__Collection entries__
▼

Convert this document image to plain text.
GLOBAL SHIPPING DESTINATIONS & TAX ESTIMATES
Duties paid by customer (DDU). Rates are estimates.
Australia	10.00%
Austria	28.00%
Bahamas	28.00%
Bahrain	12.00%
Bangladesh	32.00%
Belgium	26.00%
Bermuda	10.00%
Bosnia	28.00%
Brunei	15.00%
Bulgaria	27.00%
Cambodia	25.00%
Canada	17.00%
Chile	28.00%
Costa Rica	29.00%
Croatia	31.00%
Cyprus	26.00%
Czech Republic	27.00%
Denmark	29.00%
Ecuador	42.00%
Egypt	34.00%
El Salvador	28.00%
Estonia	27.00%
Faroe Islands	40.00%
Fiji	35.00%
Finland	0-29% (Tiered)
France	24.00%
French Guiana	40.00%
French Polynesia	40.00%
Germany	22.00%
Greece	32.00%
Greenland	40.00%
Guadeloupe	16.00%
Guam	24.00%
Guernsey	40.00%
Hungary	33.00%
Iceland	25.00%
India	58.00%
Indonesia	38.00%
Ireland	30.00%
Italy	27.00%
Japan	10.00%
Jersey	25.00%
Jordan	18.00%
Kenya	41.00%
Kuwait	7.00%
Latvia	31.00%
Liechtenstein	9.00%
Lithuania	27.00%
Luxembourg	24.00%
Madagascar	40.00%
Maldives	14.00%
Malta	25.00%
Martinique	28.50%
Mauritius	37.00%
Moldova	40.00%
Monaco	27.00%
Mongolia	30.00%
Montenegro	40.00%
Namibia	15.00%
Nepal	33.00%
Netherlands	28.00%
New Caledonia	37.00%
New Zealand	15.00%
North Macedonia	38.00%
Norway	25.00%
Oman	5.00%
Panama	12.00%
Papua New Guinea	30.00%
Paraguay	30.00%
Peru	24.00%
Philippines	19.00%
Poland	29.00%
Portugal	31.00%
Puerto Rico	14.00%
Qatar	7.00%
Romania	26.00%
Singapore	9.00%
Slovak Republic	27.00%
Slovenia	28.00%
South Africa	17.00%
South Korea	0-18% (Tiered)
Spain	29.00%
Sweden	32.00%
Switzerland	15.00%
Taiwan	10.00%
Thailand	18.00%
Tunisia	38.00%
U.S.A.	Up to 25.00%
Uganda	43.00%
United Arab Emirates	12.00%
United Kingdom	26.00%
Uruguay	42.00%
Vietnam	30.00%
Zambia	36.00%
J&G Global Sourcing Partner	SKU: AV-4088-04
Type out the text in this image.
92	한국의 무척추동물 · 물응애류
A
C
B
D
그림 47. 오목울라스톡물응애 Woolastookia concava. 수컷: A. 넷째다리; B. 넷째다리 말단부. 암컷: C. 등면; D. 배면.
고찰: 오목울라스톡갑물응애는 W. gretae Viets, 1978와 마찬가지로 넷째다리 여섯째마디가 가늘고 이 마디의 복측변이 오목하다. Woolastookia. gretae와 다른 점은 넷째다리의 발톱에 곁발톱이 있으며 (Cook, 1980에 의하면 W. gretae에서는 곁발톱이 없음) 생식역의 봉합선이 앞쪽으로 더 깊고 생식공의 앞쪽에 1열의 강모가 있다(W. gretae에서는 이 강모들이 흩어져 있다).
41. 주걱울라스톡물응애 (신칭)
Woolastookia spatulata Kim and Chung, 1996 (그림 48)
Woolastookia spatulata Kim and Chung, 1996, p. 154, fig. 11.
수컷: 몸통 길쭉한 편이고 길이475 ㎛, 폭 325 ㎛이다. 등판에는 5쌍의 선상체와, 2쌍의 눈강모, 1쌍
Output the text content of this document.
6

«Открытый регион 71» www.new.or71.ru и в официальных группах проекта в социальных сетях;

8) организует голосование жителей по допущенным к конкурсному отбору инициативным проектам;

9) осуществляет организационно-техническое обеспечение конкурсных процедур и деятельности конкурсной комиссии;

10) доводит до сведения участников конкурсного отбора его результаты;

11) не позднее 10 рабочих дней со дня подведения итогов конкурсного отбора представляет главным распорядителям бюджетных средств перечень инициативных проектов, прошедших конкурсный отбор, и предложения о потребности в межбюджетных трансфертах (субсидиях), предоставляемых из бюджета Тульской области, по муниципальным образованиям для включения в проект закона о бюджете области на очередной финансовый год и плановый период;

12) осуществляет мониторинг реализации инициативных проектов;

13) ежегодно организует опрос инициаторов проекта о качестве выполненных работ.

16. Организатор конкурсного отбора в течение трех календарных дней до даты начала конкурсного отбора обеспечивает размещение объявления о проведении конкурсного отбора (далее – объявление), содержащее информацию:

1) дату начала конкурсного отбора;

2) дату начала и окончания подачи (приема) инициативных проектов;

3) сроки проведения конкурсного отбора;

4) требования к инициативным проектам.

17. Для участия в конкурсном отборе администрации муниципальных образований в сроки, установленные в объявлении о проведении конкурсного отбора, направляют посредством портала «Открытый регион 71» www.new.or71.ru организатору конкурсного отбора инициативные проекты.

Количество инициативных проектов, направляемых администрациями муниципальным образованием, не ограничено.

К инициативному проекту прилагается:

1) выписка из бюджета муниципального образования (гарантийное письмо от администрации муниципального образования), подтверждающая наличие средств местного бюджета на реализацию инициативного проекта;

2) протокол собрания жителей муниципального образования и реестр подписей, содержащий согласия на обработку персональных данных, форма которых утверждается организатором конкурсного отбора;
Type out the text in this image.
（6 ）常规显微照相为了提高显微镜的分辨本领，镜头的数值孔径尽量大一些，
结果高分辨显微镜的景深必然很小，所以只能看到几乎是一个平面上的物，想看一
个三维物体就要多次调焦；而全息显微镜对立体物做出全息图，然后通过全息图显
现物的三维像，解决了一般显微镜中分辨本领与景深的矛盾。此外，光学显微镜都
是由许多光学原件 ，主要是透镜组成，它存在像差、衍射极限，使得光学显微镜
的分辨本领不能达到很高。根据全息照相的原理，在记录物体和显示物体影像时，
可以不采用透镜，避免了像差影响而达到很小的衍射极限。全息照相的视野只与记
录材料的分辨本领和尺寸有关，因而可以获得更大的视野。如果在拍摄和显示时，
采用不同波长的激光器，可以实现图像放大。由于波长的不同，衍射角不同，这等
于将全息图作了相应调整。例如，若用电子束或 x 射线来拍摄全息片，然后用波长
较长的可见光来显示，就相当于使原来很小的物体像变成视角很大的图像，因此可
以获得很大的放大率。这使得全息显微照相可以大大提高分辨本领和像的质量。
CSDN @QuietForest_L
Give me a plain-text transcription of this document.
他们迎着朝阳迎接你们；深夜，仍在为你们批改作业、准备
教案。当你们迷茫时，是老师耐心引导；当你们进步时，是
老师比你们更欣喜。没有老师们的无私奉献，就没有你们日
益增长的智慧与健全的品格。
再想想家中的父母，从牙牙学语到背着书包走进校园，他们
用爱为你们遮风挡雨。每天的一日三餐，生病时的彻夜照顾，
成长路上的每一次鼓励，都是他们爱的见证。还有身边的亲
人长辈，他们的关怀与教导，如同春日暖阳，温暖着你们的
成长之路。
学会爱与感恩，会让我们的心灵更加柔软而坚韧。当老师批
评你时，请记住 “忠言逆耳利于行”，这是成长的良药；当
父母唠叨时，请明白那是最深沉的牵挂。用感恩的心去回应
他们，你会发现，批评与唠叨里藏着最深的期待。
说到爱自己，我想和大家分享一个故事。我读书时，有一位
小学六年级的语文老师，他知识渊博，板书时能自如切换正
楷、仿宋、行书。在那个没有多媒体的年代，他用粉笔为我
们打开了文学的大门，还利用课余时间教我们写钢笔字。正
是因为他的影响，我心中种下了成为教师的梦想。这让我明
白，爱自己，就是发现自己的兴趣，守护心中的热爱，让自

▲

__GIVEN EXERCISE__
Each line that holds the word "Открытый" is to be copied.

__ANSWER IN FULL__
«Открытый регион 71» www.new.or71.ru и в официальных группах проекта в социальных сетях;
17. Для участия в конкурсном отборе администрации муниципальных образований в сроки, установленные в объявлении о проведении конкурсного отбора, направляют посредством портала «Открытый регион 71» www.new.or71.ru организатору конкурсного отбора инициативные проекты.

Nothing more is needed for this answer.